◆ Do this: Rewrite the listing from its first line through the line that contains "- data-point: [318, 547, 329, 558]", replacing every "Mature_female" with "Adult_female" and leaving all else unchanged.
********************
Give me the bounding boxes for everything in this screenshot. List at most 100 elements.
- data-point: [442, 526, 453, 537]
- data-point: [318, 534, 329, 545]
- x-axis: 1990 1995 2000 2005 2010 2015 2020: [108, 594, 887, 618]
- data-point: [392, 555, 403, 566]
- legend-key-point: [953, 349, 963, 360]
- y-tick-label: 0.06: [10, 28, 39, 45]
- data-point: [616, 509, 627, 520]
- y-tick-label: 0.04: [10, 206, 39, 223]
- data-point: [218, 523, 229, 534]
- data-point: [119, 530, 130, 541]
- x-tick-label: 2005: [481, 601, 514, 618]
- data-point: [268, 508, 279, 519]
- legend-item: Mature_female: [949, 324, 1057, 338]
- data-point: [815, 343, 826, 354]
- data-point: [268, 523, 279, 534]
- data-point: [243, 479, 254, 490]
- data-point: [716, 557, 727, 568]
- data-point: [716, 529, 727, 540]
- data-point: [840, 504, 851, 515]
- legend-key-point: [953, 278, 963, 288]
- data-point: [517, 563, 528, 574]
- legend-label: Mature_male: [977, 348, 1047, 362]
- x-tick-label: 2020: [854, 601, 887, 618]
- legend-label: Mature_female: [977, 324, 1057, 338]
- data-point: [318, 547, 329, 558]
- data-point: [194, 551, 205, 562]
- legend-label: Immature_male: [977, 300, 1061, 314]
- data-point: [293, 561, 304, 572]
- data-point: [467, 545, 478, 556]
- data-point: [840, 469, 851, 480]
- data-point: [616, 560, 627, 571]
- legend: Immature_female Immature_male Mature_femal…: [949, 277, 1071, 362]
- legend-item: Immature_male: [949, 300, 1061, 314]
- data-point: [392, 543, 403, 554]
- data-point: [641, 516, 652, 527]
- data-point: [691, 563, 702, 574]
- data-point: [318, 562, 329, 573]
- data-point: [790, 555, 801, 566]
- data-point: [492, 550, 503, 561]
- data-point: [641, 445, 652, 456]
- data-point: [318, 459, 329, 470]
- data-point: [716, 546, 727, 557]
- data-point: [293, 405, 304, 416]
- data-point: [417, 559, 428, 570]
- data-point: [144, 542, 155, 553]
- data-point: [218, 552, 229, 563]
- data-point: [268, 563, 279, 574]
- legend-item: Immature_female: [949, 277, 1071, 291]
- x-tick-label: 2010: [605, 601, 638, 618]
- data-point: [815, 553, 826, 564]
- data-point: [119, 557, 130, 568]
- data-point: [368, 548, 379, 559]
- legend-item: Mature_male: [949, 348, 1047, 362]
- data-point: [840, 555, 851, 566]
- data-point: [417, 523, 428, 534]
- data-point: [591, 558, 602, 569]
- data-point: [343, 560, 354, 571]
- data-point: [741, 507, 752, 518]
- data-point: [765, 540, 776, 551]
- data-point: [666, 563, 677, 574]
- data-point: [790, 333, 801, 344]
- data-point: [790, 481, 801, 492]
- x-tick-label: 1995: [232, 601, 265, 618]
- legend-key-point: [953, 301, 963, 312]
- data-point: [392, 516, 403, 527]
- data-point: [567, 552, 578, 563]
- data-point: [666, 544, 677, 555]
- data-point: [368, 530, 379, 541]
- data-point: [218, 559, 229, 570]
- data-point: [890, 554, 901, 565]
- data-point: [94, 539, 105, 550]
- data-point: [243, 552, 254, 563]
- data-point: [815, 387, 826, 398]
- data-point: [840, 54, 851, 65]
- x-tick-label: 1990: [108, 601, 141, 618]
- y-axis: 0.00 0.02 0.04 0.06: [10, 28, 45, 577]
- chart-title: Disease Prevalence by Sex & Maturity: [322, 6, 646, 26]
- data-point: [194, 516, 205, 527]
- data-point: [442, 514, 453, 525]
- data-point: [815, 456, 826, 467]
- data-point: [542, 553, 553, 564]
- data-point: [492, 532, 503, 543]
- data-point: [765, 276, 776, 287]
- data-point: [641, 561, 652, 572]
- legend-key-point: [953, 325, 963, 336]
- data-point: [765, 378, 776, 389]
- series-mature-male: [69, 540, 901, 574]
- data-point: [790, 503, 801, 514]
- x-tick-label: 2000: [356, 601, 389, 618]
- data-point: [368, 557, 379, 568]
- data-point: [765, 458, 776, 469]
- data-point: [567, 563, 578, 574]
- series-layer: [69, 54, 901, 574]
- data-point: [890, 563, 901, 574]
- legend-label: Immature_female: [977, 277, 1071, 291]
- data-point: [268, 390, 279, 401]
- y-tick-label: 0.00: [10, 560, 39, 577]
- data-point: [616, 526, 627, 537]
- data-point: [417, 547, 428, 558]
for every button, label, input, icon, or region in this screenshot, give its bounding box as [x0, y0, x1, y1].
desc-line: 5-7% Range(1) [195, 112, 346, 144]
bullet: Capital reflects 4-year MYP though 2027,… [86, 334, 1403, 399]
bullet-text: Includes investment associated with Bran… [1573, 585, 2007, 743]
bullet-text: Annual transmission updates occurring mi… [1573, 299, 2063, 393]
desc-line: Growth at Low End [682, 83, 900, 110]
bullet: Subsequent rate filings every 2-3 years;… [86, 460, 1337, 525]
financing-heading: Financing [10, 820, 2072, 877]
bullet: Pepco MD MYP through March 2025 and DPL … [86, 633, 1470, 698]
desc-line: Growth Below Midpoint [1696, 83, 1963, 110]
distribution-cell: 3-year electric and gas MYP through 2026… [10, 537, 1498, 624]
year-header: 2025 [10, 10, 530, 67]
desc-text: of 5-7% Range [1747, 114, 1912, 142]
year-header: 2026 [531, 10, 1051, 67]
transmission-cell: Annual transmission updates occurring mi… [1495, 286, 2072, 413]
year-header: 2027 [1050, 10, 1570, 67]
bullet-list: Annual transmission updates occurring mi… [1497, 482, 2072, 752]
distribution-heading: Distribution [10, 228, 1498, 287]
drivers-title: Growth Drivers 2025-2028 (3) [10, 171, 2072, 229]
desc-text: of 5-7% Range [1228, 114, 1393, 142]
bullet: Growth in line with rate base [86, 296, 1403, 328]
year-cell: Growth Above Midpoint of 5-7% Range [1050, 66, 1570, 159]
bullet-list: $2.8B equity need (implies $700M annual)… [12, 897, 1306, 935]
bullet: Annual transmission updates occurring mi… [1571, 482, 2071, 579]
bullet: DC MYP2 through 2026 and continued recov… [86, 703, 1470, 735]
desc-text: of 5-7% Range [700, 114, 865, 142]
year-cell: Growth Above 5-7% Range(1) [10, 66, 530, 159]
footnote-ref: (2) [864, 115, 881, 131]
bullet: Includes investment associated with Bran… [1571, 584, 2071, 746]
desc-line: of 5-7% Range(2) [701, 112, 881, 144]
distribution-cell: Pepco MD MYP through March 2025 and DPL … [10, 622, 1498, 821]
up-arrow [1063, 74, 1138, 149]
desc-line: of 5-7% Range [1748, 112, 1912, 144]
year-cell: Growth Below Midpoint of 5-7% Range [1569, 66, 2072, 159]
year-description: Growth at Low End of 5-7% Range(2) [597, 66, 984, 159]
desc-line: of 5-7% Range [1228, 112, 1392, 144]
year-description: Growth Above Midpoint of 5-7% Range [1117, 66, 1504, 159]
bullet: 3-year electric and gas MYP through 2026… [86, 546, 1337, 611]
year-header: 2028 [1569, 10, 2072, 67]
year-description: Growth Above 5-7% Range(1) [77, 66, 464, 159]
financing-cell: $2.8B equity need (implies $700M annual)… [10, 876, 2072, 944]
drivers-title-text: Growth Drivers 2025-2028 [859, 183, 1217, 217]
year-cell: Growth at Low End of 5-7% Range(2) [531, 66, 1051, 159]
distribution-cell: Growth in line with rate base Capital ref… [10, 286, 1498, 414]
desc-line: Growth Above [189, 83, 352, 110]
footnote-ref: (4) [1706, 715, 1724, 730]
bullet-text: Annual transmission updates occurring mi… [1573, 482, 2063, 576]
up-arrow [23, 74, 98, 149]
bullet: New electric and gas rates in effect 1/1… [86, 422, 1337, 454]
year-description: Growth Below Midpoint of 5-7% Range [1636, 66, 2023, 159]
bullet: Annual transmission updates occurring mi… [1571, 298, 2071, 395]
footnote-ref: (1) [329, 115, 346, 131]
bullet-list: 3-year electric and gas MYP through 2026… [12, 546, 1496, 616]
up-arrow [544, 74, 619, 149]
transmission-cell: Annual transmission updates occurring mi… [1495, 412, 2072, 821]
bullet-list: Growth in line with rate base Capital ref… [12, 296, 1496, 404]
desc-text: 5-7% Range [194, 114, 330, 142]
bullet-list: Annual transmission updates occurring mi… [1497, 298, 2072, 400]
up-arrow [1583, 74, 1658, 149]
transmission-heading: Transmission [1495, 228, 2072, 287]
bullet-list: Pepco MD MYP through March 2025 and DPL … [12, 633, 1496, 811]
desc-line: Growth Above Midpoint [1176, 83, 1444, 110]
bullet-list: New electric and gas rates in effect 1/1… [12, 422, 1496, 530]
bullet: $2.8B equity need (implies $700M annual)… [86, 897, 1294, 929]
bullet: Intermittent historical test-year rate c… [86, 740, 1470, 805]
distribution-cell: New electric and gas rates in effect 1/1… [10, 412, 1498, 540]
********************
◆ Result of this exercise:
Give me the bounding boxes for everything in this screenshot. List at most 100 elements.
- data-point: [442, 526, 453, 537]
- data-point: [318, 534, 329, 545]
- x-axis: 1990 1995 2000 2005 2010 2015 2020: [108, 594, 887, 618]
- data-point: [392, 555, 403, 566]
- legend-key-point: [953, 349, 963, 360]
- y-tick-label: 0.06: [10, 28, 39, 45]
- data-point: [616, 509, 627, 520]
- y-tick-label: 0.04: [10, 206, 39, 223]
- data-point: [218, 523, 229, 534]
- data-point: [119, 530, 130, 541]
- x-tick-label: 2005: [481, 601, 514, 618]
- data-point: [268, 508, 279, 519]
- legend-item: Adult_female: [949, 324, 1057, 338]
- data-point: [815, 343, 826, 354]
- data-point: [268, 523, 279, 534]
- data-point: [243, 479, 254, 490]
- data-point: [716, 557, 727, 568]
- data-point: [716, 529, 727, 540]
- data-point: [840, 504, 851, 515]
- legend-key-point: [953, 278, 963, 288]
- data-point: [517, 563, 528, 574]
- legend-label: Mature_male: [977, 348, 1047, 362]
- x-tick-label: 2020: [854, 601, 887, 618]
- legend-label: Adult_female: [977, 324, 1057, 338]
- data-point: [318, 547, 329, 558]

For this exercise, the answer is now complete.